# Required task
Select all lines in the records that include "mechanisms".

# Data to process
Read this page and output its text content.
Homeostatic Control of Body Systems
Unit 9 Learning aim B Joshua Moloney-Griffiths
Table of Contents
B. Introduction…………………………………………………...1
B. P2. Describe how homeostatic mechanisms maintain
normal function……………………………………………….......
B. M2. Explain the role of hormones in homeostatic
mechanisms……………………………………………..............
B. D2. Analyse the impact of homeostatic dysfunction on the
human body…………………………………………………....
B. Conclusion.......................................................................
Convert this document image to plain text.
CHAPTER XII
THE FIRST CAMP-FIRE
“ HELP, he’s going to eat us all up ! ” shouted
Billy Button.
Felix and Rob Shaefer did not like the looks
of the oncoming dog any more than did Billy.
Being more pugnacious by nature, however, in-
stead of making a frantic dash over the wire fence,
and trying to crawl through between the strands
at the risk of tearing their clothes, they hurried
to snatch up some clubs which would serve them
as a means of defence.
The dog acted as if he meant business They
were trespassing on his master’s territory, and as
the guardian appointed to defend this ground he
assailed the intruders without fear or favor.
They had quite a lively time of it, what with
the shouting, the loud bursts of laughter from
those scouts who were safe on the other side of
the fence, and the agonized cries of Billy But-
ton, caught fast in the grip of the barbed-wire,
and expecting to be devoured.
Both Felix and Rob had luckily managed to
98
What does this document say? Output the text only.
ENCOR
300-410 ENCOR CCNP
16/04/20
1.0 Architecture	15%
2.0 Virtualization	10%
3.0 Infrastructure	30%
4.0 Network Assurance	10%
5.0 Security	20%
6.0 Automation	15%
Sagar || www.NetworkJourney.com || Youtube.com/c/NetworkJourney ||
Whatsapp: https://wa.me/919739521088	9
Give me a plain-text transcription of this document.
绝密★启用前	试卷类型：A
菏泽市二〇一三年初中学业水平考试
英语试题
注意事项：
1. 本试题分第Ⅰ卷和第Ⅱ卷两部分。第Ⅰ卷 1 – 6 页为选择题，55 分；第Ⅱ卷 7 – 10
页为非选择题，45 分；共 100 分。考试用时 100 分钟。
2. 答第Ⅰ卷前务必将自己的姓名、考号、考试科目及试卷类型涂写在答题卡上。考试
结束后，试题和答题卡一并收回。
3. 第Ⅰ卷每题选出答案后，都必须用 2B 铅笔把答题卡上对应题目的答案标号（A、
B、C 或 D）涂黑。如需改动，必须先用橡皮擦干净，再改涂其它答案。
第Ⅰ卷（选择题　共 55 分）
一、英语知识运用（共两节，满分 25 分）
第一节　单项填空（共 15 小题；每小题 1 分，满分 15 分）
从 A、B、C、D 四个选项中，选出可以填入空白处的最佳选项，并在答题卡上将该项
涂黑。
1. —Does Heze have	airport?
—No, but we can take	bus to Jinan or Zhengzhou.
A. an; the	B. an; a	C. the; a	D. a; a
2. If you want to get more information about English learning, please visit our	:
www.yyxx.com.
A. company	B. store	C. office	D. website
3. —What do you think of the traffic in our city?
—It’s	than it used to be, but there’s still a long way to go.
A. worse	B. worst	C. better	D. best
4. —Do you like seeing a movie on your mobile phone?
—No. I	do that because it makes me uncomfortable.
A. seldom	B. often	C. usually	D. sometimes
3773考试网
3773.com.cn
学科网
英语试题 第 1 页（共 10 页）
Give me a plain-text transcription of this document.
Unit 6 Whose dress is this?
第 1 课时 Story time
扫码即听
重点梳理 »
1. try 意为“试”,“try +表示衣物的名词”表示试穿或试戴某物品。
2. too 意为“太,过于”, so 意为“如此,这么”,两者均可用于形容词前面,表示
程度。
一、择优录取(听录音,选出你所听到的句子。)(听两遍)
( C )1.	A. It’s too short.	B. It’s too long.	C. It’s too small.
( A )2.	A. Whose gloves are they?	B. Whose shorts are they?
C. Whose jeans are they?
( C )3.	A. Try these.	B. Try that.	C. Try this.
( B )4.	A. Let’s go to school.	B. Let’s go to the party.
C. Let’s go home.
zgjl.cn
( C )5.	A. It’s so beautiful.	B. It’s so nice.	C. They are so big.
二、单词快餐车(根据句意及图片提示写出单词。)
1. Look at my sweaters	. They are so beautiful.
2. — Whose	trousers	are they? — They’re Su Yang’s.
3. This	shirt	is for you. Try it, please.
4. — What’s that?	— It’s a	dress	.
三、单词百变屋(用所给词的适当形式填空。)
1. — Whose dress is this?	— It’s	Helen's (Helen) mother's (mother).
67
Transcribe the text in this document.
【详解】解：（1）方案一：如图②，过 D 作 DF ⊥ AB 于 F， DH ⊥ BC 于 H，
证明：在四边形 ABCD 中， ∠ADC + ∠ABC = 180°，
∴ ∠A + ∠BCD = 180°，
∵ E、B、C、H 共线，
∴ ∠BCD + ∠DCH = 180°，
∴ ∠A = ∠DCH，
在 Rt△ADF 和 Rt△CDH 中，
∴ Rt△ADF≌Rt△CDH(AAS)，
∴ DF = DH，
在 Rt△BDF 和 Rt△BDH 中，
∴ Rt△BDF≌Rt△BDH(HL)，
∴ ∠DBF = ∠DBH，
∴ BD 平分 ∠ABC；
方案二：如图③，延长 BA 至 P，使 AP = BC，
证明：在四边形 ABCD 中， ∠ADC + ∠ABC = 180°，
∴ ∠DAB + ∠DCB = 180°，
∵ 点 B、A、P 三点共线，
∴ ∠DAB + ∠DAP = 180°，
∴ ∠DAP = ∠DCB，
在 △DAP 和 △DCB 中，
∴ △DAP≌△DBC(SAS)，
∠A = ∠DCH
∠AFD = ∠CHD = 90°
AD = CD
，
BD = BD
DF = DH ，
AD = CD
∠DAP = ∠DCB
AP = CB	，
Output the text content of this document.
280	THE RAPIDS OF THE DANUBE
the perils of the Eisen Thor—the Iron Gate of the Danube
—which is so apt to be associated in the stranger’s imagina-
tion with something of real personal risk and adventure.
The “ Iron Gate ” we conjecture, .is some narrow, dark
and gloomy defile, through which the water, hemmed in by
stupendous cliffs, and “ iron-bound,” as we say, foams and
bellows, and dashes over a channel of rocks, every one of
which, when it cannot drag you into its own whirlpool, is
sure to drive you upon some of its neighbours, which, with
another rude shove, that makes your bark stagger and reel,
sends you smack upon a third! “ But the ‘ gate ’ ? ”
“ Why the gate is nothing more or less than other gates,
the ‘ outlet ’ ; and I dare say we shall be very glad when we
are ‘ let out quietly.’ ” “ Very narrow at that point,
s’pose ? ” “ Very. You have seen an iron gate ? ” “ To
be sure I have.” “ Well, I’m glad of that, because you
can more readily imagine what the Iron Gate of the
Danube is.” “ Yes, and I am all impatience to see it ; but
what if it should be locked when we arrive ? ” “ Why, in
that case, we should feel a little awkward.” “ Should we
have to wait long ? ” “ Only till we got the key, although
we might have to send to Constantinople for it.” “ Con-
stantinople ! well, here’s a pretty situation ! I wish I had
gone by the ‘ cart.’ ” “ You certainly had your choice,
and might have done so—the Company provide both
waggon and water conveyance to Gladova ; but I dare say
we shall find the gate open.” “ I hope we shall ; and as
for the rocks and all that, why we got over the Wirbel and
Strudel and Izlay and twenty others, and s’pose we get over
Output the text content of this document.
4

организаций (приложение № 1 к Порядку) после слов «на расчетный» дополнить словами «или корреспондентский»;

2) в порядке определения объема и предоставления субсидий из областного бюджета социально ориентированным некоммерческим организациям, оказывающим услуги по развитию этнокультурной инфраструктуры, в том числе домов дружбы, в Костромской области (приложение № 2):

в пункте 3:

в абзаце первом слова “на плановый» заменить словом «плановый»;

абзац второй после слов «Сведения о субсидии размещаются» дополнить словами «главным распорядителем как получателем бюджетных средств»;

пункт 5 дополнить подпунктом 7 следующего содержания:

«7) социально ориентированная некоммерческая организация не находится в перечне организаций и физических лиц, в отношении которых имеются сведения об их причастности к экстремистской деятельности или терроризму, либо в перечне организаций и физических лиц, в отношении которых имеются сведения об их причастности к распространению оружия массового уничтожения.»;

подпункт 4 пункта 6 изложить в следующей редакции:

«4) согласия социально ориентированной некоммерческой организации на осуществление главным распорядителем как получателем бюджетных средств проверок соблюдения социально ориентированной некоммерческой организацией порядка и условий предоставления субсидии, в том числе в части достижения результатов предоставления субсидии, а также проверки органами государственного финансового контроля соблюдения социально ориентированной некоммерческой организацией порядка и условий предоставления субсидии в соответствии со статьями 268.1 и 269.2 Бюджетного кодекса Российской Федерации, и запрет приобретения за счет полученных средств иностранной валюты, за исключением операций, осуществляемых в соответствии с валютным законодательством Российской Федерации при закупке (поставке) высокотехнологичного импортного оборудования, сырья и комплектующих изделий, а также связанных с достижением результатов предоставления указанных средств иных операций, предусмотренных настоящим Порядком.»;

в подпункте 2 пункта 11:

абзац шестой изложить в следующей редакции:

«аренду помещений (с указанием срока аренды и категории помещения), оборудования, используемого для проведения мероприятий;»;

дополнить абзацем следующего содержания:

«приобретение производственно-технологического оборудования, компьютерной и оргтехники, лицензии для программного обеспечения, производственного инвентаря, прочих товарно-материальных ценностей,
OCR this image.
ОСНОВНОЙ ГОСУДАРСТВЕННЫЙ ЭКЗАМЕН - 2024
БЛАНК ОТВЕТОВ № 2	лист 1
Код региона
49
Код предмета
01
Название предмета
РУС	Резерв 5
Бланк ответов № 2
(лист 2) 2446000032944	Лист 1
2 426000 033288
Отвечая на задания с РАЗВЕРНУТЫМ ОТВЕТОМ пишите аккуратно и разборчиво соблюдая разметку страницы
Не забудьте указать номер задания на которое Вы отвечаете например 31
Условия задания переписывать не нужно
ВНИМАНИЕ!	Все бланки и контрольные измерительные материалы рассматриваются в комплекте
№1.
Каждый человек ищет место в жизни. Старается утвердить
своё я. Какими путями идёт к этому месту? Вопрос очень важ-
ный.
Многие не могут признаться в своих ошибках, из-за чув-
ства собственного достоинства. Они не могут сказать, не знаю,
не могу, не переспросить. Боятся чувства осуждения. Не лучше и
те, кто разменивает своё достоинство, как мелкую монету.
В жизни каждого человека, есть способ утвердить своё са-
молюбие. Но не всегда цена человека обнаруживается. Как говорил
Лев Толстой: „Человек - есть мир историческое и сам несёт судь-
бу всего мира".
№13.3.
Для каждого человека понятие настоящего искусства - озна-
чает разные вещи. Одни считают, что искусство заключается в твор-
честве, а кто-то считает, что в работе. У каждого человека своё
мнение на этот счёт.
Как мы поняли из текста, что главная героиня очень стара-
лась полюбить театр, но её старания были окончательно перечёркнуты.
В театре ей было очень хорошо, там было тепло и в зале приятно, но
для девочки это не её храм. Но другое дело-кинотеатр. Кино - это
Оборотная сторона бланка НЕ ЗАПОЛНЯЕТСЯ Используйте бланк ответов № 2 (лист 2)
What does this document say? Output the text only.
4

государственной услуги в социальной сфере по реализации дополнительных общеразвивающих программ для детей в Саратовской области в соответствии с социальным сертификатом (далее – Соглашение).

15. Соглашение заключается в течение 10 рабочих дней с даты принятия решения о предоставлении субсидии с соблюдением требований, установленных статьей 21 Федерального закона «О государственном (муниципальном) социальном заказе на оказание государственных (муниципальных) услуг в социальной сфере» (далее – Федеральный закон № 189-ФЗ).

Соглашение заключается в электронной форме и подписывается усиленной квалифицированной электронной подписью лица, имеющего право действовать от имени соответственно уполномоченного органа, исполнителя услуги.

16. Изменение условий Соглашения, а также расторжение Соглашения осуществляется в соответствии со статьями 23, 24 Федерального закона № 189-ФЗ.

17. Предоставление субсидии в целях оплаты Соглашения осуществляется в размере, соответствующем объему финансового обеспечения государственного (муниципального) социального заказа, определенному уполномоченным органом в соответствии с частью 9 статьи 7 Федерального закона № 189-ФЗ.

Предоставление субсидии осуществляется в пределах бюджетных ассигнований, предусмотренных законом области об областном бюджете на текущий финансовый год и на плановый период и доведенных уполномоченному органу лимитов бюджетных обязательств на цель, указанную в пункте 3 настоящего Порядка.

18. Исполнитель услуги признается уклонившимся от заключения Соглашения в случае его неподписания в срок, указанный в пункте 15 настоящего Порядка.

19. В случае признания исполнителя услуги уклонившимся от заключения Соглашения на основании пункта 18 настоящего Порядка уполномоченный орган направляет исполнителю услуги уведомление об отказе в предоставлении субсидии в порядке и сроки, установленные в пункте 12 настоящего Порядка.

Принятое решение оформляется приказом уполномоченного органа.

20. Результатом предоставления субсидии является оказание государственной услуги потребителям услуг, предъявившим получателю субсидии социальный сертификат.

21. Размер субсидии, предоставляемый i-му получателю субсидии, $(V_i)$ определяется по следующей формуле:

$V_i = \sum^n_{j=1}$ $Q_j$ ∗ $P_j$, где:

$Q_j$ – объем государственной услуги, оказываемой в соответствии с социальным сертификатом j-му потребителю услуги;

# Result of the exercise
B. P2. Describe how homeostatic mechanisms maintain
mechanisms……………………………………………..............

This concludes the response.